■ **AIM**: Count every line that holds the string "Wind", and report the number alone.

■ **SUPPLIED RECORDS**:
************
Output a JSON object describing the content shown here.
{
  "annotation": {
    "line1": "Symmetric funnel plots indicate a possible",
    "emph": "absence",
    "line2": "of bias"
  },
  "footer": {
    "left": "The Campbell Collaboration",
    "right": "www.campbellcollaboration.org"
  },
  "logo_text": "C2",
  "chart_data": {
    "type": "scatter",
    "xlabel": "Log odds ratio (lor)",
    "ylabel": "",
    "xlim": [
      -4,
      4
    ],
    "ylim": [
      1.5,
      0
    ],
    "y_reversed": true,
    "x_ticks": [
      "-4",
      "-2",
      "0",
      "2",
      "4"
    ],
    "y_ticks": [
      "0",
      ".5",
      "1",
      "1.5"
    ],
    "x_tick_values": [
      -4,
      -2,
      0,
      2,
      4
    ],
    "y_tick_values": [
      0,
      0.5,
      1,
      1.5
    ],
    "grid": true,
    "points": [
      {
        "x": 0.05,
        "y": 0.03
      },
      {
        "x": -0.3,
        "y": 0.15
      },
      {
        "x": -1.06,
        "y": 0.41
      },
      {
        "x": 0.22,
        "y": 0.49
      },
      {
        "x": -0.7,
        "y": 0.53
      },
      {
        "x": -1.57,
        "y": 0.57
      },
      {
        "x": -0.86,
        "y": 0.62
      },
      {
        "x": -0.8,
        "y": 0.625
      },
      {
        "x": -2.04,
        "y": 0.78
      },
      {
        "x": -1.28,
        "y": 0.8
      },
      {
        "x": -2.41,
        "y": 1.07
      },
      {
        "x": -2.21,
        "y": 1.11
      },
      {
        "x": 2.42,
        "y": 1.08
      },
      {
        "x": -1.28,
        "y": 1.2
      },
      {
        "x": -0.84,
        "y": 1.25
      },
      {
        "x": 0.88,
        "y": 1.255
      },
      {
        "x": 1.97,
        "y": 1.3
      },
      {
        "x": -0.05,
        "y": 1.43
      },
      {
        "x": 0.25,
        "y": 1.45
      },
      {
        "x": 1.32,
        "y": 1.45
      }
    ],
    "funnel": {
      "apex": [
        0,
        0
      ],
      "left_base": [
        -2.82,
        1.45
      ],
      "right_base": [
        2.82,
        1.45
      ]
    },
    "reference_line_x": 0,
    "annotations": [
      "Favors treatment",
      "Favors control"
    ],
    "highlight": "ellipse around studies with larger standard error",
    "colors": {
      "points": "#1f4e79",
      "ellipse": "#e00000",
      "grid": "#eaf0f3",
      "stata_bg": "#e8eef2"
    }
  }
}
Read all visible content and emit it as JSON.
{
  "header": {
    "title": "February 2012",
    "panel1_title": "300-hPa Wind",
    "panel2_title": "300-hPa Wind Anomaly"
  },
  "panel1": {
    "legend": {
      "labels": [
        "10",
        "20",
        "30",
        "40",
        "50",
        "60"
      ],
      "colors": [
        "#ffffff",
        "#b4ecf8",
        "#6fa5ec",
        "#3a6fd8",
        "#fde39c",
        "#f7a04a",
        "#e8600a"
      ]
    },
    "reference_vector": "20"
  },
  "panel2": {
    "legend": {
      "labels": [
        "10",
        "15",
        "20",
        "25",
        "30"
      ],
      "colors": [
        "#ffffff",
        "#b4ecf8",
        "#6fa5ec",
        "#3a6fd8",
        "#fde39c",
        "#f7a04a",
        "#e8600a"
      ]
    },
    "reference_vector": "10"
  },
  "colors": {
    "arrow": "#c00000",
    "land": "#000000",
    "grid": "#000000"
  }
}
************
■ **SOLVED PROBLEM**: 2